ЗАДАНИЕ: Изложите короче абзац текста об идолопоклонстве, который начинается словами «А теперь посмотрим», и сохраните его основные положения.

::: ИСХОДНЫЙ ТЕКСТ :::

Выбрать главу

А теперь посмотрим на проблему идолопоклонства с другой точки зрения. Допустим, что мое предположение о малой его распространенности неверно и наши исторические источники ничего здесь не преувеличивают. И больше того, признаем еще один факт, не учтенный мной в предыдущих рассуждениях: живя в окружении и тесном соприкосновении с языческими народами, которые поклонялись идолам, весьма легкомысленно было бы взирать на наши увлечения изображениями как на невинные шалости или сугубо эстетические забавы.

В таких оптимально опасных условиях для утверждения и сохранения веры, не допускающей многобожия, ничего не может рассматриваться в качестве мелочи, в особенности, вещи пограничных значений. Попробуй определи, где в статуэтке кончается искусство и начинается идол, требующий коленопреклоненности!

::: СПИСОК СТРОК :::

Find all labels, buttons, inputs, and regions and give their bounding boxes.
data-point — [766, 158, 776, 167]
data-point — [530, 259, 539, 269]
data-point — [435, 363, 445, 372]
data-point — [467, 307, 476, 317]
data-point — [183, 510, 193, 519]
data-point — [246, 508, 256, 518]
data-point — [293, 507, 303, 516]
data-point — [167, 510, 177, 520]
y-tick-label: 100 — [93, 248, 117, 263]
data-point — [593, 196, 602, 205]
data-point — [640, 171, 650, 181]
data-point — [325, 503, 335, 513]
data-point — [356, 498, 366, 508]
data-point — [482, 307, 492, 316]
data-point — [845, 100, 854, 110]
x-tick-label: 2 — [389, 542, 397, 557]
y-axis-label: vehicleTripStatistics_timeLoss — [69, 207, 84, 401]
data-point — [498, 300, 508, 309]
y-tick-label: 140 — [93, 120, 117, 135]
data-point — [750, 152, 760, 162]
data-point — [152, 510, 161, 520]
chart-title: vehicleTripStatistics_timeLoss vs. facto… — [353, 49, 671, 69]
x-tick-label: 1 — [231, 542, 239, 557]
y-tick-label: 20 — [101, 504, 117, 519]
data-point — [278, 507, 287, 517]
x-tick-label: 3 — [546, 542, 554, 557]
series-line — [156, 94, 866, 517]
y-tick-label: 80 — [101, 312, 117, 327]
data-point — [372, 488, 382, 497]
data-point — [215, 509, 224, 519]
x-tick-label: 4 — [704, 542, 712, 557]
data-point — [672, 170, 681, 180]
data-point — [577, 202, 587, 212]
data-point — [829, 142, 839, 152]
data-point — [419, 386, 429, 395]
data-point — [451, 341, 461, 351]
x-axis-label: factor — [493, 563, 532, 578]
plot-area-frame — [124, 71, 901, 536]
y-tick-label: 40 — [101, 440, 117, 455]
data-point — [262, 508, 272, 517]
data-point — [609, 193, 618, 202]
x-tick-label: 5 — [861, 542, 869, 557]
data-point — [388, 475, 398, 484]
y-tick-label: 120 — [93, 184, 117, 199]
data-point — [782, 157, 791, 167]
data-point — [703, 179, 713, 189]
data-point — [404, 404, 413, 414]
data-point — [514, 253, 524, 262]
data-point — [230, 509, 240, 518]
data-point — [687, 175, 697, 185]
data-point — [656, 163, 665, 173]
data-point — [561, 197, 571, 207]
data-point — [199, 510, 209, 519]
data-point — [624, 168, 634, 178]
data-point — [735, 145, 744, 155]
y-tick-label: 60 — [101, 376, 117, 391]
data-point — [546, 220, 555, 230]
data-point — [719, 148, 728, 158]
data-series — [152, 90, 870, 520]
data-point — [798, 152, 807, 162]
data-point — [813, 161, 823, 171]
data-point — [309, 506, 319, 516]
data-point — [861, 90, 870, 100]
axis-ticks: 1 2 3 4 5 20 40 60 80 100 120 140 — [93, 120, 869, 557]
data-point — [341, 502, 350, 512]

:::

ОТВЕТ: Проблема идолопоклонства рассматривается с другой точки зрения. Допускается, что предположение о его малой распространенности неверно и исторические источники ничего не преувеличивают. Кроме того, признается ранее не учтенный факт: при тесном соседстве с языческими народами, поклонявшимися идолам, было бы легкомысленно считать увлечение изображениями невинной шалостью или чисто эстетической забавой.